Figure record listings:
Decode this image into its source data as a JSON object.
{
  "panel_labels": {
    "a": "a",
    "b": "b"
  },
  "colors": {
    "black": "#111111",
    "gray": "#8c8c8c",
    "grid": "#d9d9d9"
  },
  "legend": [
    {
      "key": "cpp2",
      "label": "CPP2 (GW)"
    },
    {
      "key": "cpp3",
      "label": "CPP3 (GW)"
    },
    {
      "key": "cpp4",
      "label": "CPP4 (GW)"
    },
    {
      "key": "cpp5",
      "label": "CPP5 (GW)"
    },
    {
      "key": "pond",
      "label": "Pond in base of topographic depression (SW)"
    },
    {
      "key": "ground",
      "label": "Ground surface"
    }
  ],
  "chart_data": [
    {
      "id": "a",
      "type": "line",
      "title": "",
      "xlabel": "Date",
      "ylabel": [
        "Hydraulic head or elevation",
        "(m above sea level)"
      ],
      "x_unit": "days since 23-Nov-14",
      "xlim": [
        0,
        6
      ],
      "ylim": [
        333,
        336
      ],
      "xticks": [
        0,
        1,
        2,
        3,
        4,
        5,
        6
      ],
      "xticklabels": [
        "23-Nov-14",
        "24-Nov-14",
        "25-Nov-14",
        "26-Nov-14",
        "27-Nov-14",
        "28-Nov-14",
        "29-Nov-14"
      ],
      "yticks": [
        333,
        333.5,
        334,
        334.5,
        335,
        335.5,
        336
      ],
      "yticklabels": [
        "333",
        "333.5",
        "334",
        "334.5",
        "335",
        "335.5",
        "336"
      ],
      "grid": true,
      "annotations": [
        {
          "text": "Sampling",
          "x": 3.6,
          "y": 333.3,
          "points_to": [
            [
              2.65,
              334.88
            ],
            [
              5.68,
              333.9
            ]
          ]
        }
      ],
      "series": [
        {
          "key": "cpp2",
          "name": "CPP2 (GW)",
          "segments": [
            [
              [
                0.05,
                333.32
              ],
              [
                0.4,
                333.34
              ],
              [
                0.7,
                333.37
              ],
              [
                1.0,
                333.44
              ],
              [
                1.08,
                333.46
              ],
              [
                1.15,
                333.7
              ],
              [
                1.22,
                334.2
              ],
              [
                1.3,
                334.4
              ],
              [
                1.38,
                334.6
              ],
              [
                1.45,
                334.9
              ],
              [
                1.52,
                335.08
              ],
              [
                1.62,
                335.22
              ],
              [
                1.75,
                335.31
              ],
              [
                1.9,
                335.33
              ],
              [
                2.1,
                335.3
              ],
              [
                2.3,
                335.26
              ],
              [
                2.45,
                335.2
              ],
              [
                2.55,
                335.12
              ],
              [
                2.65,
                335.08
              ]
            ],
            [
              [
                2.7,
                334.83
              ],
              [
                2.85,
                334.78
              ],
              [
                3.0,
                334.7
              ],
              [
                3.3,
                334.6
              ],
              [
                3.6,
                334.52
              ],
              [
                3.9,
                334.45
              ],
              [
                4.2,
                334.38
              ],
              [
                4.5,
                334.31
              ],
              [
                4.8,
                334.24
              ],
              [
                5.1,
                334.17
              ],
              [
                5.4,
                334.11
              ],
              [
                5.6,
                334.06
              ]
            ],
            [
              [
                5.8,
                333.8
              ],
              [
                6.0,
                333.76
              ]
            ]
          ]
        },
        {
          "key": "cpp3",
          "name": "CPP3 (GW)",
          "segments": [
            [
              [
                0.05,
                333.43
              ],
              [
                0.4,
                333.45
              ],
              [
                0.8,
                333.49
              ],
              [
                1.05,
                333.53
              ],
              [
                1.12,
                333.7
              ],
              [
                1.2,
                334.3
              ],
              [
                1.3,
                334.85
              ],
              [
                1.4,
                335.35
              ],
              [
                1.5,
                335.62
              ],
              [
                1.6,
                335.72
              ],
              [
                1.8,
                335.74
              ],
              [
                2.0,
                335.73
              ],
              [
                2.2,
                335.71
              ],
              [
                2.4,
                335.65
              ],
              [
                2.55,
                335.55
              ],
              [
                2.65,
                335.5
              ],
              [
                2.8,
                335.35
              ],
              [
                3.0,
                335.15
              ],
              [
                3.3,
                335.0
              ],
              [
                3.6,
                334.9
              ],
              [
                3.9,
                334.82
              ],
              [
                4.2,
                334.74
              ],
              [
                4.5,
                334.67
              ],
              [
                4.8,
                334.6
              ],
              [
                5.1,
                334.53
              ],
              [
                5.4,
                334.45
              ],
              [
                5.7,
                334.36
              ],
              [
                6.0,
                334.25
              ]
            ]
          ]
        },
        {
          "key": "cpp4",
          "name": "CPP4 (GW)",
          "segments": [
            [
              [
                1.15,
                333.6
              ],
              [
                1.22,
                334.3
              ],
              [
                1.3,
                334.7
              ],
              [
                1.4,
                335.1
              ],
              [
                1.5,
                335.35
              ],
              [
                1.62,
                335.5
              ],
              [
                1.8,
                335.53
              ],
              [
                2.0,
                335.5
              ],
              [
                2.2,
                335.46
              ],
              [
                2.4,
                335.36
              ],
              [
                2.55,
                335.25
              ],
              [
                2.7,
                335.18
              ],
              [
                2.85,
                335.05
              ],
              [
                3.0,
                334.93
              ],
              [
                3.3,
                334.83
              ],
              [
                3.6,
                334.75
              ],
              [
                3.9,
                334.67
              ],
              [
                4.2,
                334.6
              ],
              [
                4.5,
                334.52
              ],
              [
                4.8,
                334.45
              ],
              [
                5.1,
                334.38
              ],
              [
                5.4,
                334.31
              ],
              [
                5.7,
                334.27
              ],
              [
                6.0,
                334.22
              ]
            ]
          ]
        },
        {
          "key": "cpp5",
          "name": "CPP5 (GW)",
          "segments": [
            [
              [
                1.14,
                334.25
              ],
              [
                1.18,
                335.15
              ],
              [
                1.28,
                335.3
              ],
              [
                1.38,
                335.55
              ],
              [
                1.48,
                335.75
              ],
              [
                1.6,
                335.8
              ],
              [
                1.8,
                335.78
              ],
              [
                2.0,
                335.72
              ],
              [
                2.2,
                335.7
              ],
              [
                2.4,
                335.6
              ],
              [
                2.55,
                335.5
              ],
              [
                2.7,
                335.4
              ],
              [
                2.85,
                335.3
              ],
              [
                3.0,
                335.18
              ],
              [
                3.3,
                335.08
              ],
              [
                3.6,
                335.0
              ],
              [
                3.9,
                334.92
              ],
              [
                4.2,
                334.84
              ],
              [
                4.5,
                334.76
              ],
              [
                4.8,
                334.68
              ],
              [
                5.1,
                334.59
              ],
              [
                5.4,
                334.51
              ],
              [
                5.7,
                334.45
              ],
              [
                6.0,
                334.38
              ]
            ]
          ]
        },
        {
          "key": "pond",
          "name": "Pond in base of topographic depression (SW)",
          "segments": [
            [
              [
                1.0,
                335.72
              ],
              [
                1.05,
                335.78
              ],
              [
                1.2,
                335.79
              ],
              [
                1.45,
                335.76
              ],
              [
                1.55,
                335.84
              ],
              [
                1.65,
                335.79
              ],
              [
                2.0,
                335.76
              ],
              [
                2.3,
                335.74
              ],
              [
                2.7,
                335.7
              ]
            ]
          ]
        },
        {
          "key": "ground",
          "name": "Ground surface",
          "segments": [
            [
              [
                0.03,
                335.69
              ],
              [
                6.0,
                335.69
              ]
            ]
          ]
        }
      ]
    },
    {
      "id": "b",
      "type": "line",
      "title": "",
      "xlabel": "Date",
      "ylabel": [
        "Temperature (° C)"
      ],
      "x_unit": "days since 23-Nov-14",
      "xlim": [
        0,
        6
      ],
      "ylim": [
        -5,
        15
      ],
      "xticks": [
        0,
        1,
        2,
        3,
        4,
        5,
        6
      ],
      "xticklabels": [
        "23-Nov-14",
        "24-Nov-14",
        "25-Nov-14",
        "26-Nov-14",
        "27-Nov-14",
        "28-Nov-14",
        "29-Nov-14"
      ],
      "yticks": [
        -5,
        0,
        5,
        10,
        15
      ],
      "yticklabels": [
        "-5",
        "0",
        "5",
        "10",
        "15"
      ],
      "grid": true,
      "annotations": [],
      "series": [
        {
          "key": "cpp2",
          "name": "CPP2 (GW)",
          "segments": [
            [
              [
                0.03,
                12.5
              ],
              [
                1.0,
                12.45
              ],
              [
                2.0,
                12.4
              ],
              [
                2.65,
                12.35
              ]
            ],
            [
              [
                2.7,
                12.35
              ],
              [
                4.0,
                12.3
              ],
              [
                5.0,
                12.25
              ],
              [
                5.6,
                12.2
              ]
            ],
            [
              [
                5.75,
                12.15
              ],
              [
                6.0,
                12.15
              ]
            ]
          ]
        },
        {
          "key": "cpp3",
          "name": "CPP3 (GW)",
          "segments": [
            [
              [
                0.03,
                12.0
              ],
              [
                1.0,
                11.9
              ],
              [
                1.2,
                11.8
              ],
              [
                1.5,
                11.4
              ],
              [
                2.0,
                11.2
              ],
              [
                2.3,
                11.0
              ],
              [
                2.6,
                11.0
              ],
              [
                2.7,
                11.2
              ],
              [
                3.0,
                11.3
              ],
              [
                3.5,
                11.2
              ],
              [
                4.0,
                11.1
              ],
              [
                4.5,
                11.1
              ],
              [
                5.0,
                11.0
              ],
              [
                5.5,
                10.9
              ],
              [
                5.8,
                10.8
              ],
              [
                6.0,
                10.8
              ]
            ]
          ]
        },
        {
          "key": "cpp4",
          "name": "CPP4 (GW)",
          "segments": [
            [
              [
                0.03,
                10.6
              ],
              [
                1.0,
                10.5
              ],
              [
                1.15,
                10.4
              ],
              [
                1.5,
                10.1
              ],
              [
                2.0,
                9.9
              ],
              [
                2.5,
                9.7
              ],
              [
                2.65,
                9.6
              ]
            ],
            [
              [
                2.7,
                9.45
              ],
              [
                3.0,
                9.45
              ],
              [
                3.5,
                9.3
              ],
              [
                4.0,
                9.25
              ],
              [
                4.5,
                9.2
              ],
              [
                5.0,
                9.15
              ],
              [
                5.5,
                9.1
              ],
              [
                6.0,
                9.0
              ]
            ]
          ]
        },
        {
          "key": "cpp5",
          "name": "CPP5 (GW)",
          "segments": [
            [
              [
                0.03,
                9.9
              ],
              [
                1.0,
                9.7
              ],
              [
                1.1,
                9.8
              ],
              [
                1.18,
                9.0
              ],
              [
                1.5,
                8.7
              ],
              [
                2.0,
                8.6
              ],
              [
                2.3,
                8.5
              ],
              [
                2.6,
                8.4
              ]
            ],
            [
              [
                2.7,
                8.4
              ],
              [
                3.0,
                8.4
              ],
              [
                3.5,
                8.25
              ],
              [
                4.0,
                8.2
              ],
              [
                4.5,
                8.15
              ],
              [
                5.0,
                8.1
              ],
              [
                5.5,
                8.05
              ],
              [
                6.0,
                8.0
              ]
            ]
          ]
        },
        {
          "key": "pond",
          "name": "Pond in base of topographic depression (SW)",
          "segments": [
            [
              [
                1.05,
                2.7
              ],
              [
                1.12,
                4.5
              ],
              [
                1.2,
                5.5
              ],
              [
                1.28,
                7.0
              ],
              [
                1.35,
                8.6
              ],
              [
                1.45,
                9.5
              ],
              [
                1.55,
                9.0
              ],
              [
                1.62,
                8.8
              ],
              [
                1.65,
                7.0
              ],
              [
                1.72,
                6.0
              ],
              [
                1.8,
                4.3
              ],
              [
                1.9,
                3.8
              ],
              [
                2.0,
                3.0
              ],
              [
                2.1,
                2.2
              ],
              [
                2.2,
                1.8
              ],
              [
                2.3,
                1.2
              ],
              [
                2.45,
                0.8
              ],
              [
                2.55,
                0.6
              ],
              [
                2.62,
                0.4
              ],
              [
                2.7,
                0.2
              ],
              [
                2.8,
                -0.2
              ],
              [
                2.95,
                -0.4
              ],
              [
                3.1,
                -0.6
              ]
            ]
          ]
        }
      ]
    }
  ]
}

TASK OBJECTIVE
Each line in the material either holds the string "surface" or does not. State how many do, and nothing else.

TASK RESULT
2